┌─ DATA ENTRIES
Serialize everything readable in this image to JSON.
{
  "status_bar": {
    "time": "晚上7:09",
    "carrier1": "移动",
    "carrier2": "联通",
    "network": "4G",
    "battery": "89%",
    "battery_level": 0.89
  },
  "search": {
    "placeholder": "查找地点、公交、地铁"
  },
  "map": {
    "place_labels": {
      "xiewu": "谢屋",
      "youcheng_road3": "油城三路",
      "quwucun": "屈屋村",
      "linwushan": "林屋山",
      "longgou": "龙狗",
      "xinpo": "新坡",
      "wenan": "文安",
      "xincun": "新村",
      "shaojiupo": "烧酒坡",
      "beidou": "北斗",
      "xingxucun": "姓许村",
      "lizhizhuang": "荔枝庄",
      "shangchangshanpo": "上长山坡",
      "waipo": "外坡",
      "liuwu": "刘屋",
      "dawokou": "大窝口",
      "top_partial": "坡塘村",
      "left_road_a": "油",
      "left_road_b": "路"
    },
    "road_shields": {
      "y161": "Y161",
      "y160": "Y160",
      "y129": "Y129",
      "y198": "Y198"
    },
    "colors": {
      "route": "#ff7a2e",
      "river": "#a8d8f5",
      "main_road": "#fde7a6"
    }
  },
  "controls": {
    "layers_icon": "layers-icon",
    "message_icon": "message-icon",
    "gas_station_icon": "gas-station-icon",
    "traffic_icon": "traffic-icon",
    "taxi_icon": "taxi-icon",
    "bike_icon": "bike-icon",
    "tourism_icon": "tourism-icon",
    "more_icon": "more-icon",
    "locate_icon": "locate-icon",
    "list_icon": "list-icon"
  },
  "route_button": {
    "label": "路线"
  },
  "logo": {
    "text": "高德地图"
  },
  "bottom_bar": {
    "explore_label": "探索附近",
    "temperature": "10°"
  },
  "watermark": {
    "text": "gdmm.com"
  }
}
└─
Extract the entries above verbatim.

CORRECT RESPONSE =
Serialize everything readable in this image to JSON.
{
  "status_bar": {
    "time": "晚上7:09",
    "carrier1": "移动",
    "carrier2": "联通",
    "network": "4G",
    "battery": "89%",
    "battery_level": 0.89
  },
  "search": {
    "placeholder": "查找地点、公交、地铁"
  },
  "map": {
    "place_labels": {
      "xiewu": "谢屋",
      "youcheng_road3": "油城三路",
      "quwucun": "屈屋村",
      "linwushan": "林屋山",
      "longgou": "龙狗",
      "xinpo": "新坡",
      "wenan": "文安",
      "xincun": "新村",
      "shaojiupo": "烧酒坡",
      "beidou": "北斗",
      "xingxucun": "姓许村",
      "lizhizhuang": "荔枝庄",
      "shangchangshanpo": "上长山坡",
      "waipo": "外坡",
      "liuwu": "刘屋",
      "dawokou": "大窝口",
      "top_partial": "坡塘村",
      "left_road_a": "油",
      "left_road_b": "路"
    },
    "road_shields": {
      "y161": "Y161",
      "y160": "Y160",
      "y129": "Y129",
      "y198": "Y198"
    },
    "colors": {
      "route": "#ff7a2e",
      "river": "#a8d8f5",
      "main_road": "#fde7a6"
    }
  },
  "controls": {
    "layers_icon": "layers-icon",
    "message_icon": "message-icon",
    "gas_station_icon": "gas-station-icon",
    "traffic_icon": "traffic-icon",
    "taxi_icon": "taxi-icon",
    "bike_icon": "bike-icon",
    "tourism_icon": "tourism-icon",
    "more_icon": "more-icon",
    "locate_icon": "locate-icon",
    "list_icon": "list-icon"
  },
  "route_button": {
    "label": "路线"
  },
  "logo": {
    "text": "高德地图"
  },
  "bottom_bar": {
    "explore_label": "探索附近",
    "temperature": "10°"
  },
  "watermark": {
    "text": "gdmm.com"
  }
}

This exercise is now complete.